• EXERCISE DESCRIPTION:
Set down the final stretch of the data, from the line that holds "Extract the structured" through the last line, both included, with pictures left out.

[start INFORMATION SUPPLIED]

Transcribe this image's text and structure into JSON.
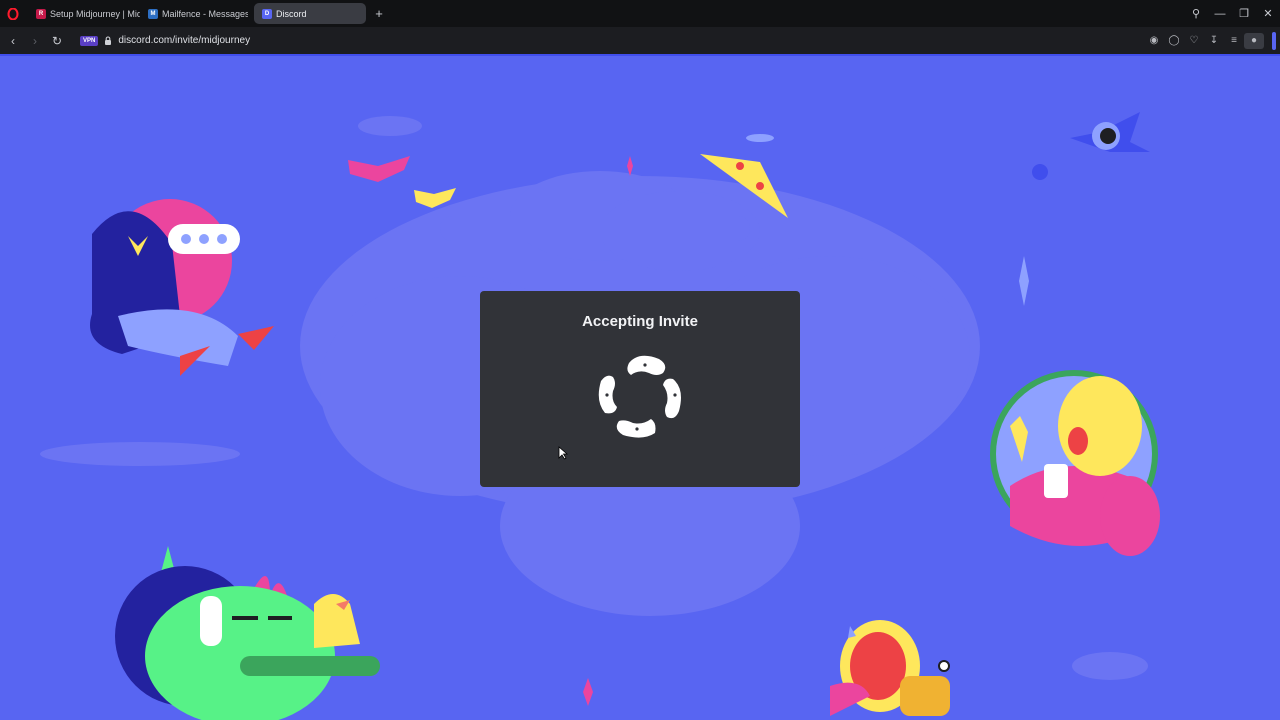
{
  "browser": {
    "tabs": [
      {
        "label": "Setup Midjourney | Midjo",
        "favicon": "rpi-icon",
        "active": false
      },
      {
        "label": "Mailfence - Messages",
        "favicon": "mailfence-icon",
        "active": false
      },
      {
        "label": "Discord",
        "favicon": "discord-icon",
        "active": true
      }
    ],
    "vpn_badge": "VPN",
    "url": "discord.com/invite/midjourney",
    "accent_color": "#5865f2"
  },
  "page": {
    "background_color": "#5865f2",
    "modal": {
      "title": "Accepting Invite",
      "spinner": "hands-spinner-icon"
    }
  }
}
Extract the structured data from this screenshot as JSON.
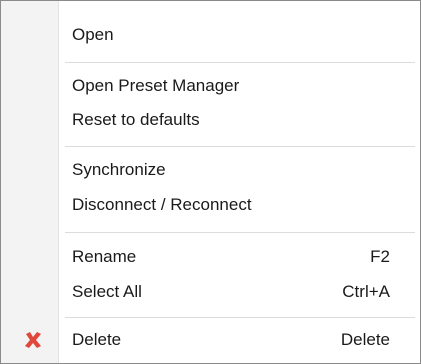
{
  "menu": {
    "items": [
      {
        "label": "Open"
      },
      {
        "label": "Open Preset Manager"
      },
      {
        "label": "Reset to defaults"
      },
      {
        "label": "Synchronize"
      },
      {
        "label": "Disconnect / Reconnect"
      },
      {
        "label": "Rename",
        "shortcut": "F2"
      },
      {
        "label": "Select All",
        "shortcut": "Ctrl+A"
      },
      {
        "label": "Delete",
        "shortcut": "Delete",
        "icon": "delete-x-icon",
        "icon_color": "#e0483c"
      }
    ]
  }
}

[end INFORMATION SUPPLIED]

• CORRECT ANSWER:
Extract the structured data from this screenshot as JSON.
{
  "menu": {
    "items": [
      {
        "label": "Open"
      },
      {
        "label": "Open Preset Manager"
      },
      {
        "label": "Reset to defaults"
      },
      {
        "label": "Synchronize"
      },
      {
        "label": "Disconnect / Reconnect"
      },
      {
        "label": "Rename",
        "shortcut": "F2"
      },
      {
        "label": "Select All",
        "shortcut": "Ctrl+A"
      },
      {
        "label": "Delete",
        "shortcut": "Delete",
        "icon": "delete-x-icon",
        "icon_color": "#e0483c"
      }
    ]
  }
}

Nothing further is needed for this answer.